TASK REQUIREMENTS ->
Locate the line containing "Extract all readable text from this page." in the material below. Copy that line and all following lines through the end exactly, omitting any pictures.

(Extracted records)
---------------

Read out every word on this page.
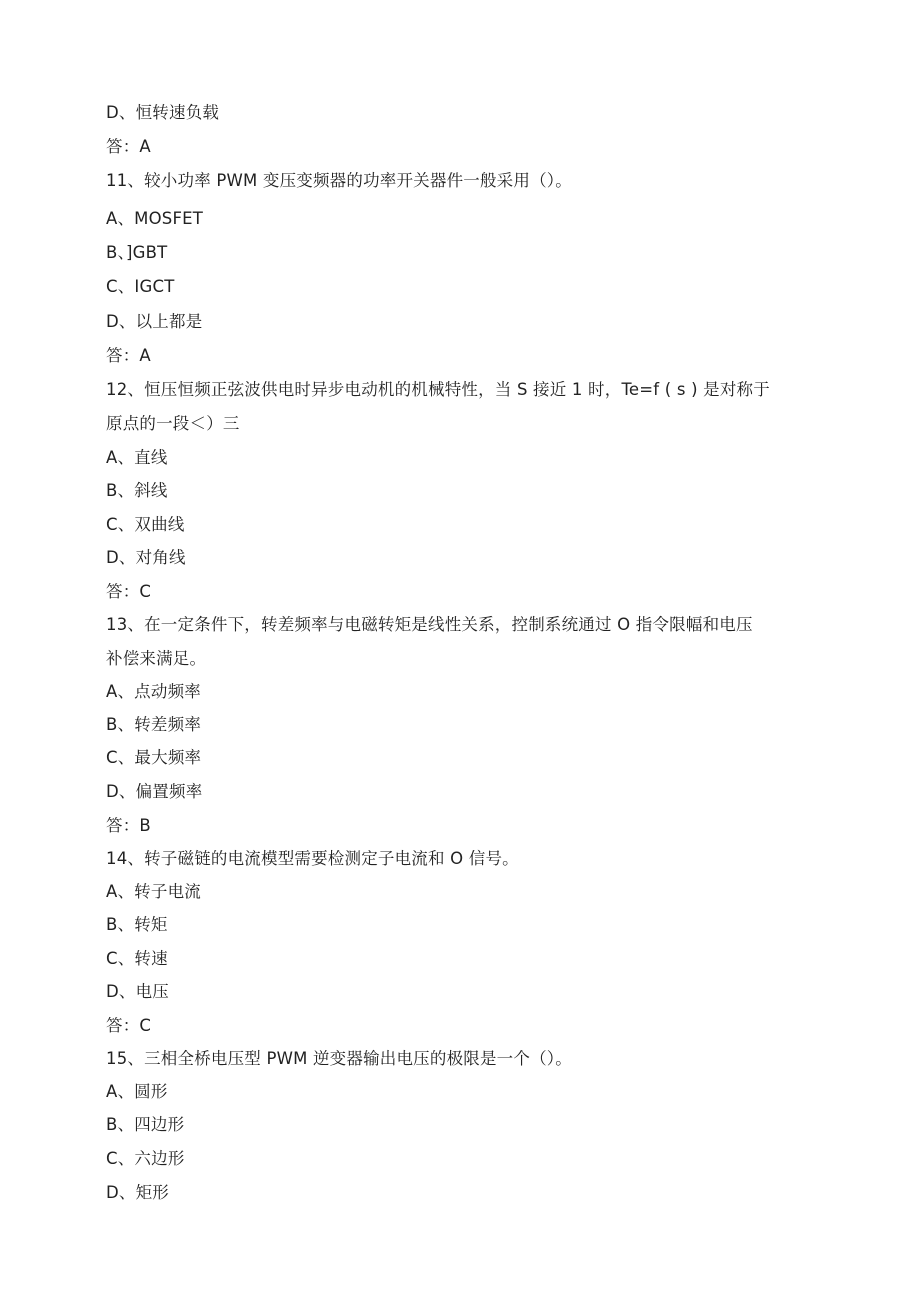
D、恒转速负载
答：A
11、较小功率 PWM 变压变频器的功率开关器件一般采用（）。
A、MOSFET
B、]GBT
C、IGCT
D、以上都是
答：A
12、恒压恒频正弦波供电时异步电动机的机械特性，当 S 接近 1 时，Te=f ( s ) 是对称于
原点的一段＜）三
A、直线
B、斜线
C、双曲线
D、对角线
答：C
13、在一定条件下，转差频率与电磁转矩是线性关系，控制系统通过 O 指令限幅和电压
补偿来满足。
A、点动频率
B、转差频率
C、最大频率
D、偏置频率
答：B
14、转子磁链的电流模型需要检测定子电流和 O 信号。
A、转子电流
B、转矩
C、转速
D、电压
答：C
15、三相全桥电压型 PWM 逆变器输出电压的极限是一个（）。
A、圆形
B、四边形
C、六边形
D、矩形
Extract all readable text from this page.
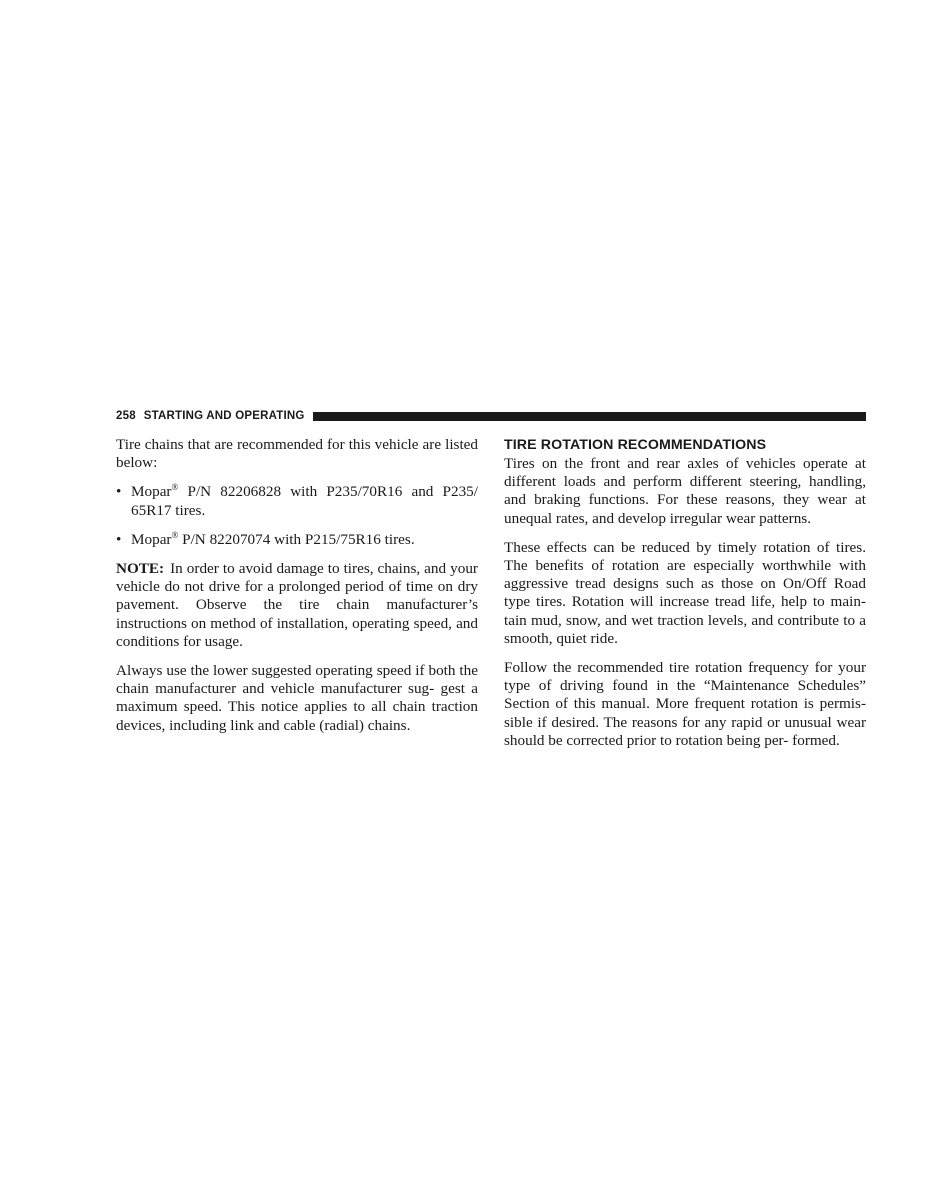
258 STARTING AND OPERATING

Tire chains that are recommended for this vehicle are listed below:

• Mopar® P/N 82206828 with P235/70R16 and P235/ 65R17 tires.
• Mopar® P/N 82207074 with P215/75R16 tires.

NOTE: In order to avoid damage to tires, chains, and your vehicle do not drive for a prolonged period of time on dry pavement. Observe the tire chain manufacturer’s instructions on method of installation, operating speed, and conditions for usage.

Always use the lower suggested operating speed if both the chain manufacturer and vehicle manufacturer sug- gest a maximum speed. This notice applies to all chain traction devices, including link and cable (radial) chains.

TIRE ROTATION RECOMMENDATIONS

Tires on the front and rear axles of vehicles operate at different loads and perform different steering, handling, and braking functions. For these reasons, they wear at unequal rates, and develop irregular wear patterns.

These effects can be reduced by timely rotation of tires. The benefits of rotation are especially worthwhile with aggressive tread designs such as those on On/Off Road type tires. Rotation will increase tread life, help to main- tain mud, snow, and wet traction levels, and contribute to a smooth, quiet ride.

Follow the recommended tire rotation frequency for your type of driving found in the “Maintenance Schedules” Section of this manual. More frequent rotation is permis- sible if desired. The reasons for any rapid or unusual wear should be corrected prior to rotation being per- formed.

---------------

FINAL RESULT ->
Extract all readable text from this page.
258 STARTING AND OPERATING

Tire chains that are recommended for this vehicle are listed below:

• Mopar® P/N 82206828 with P235/70R16 and P235/ 65R17 tires.
• Mopar® P/N 82207074 with P215/75R16 tires.

NOTE: In order to avoid damage to tires, chains, and your vehicle do not drive for a prolonged period of time on dry pavement. Observe the tire chain manufacturer’s instructions on method of installation, operating speed, and conditions for usage.

Always use the lower suggested operating speed if both the chain manufacturer and vehicle manufacturer sug- gest a maximum speed. This notice applies to all chain traction devices, including link and cable (radial) chains.

TIRE ROTATION RECOMMENDATIONS

Tires on the front and rear axles of vehicles operate at different loads and perform different steering, handling, and braking functions. For these reasons, they wear at unequal rates, and develop irregular wear patterns.

These effects can be reduced by timely rotation of tires. The benefits of rotation are especially worthwhile with aggressive tread designs such as those on On/Off Road type tires. Rotation will increase tread life, help to main- tain mud, snow, and wet traction levels, and contribute to a smooth, quiet ride.

Follow the recommended tire rotation frequency for your type of driving found in the “Maintenance Schedules” Section of this manual. More frequent rotation is permis- sible if desired. The reasons for any rapid or unusual wear should be corrected prior to rotation being per- formed.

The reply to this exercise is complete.